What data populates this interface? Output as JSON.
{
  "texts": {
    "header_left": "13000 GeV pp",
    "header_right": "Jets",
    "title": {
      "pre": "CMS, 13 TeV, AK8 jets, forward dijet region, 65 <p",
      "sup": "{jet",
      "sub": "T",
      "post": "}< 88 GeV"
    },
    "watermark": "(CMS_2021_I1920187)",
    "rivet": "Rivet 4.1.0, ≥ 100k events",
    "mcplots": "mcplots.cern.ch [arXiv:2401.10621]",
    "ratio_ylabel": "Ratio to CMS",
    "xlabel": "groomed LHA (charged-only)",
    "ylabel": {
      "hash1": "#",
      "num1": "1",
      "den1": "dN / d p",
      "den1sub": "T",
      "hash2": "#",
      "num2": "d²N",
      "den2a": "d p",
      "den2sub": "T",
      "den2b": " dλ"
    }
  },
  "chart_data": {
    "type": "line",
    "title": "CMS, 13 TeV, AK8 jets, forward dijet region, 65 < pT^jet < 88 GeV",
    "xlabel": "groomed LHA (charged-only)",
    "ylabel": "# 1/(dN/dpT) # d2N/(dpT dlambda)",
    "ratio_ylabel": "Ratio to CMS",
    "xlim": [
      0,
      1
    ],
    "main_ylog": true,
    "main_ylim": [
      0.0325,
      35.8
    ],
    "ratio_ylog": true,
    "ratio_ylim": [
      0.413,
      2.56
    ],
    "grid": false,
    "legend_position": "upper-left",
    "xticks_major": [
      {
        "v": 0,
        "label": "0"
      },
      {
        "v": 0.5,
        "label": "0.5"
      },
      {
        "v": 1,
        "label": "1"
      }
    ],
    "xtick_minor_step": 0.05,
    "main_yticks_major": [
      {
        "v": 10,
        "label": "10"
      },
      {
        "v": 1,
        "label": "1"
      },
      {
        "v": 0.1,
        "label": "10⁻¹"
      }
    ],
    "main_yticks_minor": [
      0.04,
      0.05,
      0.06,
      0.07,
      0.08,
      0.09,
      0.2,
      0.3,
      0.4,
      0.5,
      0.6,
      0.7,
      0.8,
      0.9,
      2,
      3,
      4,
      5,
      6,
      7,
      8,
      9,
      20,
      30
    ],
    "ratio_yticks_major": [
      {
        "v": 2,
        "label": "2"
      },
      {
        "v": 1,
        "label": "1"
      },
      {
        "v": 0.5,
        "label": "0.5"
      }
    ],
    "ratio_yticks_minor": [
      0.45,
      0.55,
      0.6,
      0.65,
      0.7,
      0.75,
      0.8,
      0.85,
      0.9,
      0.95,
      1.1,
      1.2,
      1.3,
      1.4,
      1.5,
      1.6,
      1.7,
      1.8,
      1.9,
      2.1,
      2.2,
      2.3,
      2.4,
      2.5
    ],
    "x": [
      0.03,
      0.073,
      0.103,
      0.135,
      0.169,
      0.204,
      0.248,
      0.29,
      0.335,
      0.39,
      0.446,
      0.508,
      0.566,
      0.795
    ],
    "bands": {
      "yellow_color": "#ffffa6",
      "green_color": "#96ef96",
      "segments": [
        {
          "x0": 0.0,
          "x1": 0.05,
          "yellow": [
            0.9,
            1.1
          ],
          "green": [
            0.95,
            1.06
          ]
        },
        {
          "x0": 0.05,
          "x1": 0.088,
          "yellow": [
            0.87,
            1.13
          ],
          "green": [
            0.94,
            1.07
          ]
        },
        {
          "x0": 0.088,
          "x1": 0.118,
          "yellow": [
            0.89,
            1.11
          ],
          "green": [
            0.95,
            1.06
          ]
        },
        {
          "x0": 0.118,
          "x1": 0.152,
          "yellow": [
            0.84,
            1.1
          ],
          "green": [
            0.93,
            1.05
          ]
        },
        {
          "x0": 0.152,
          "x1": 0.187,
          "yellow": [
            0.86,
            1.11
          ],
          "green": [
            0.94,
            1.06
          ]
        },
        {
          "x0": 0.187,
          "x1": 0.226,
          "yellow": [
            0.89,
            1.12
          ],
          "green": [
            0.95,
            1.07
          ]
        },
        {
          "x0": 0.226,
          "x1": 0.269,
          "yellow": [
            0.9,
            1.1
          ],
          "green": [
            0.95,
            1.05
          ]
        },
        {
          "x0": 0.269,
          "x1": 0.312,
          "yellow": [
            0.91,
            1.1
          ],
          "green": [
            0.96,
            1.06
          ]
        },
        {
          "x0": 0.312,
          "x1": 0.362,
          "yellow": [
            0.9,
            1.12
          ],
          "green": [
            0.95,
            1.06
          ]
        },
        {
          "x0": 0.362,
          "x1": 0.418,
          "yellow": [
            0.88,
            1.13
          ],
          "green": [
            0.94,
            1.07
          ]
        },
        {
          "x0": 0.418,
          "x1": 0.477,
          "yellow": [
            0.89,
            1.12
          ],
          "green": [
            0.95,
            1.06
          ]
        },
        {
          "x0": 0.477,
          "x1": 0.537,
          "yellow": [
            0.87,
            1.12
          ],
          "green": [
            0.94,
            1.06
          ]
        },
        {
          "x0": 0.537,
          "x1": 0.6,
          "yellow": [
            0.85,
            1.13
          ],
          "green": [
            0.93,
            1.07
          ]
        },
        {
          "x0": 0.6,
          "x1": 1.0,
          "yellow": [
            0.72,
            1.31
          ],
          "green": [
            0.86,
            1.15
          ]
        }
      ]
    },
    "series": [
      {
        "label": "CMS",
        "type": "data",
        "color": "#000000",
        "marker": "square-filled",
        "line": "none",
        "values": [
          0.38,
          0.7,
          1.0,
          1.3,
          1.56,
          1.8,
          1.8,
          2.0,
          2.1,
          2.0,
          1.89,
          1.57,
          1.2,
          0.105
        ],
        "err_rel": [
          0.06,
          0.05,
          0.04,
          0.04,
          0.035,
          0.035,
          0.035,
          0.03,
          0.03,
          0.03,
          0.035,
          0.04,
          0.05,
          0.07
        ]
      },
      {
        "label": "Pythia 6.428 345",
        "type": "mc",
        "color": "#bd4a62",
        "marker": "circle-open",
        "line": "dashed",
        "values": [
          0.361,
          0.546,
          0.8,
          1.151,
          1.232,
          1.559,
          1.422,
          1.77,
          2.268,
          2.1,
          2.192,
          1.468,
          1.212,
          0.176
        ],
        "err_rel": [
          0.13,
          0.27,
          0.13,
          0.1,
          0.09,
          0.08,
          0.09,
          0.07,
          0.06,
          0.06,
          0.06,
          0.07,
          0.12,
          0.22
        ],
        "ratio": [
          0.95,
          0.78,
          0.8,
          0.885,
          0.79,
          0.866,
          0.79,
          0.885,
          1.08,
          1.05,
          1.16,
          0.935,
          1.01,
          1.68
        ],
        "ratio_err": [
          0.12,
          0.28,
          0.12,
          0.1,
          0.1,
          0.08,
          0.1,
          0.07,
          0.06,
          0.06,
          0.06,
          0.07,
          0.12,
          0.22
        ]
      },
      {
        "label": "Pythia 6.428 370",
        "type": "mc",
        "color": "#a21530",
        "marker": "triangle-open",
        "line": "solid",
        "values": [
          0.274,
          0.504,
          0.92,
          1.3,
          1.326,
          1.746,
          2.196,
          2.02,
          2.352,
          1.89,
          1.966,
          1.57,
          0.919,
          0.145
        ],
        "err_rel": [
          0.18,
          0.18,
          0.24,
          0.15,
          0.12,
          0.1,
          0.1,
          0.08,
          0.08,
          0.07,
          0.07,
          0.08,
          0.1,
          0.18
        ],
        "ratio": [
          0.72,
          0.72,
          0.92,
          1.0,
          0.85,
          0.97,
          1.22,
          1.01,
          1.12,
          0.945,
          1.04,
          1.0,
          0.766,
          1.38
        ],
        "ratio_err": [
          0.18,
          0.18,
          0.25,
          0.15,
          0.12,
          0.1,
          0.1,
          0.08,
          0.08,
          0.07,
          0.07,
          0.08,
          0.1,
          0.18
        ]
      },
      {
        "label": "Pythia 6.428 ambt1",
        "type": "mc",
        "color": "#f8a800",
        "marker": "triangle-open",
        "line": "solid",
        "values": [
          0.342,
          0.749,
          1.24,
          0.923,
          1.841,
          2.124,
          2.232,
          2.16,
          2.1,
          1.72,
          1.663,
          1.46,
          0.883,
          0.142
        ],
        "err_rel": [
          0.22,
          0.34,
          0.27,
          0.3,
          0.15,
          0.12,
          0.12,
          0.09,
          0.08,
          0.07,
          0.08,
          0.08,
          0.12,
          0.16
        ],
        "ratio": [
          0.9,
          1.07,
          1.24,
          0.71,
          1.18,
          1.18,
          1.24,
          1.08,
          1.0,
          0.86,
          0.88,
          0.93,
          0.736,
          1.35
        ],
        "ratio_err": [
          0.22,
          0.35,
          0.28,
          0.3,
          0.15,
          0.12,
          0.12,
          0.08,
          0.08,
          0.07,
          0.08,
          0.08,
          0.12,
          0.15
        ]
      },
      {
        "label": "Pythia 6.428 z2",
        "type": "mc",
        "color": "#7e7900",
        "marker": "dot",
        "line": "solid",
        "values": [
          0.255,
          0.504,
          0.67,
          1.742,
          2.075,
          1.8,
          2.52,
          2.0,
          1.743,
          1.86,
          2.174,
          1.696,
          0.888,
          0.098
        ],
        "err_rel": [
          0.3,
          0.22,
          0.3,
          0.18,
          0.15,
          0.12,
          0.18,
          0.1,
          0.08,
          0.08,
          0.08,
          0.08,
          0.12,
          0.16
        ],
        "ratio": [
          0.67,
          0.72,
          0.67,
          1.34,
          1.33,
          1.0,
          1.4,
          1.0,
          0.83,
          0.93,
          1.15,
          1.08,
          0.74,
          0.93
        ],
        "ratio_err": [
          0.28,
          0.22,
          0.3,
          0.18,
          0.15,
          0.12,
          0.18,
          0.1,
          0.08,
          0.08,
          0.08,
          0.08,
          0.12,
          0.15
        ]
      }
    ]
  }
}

^^^^^^^^

» **Prompt**:
In the entries above, identify each line that includes the string "dijet", then copy it.

» **Full output**:
      "pre": "CMS, 13 TeV, AK8 jets, forward dijet region, 65 <p",
    "title": "CMS, 13 TeV, AK8 jets, forward dijet region, 65 < pT^jet < 88 GeV",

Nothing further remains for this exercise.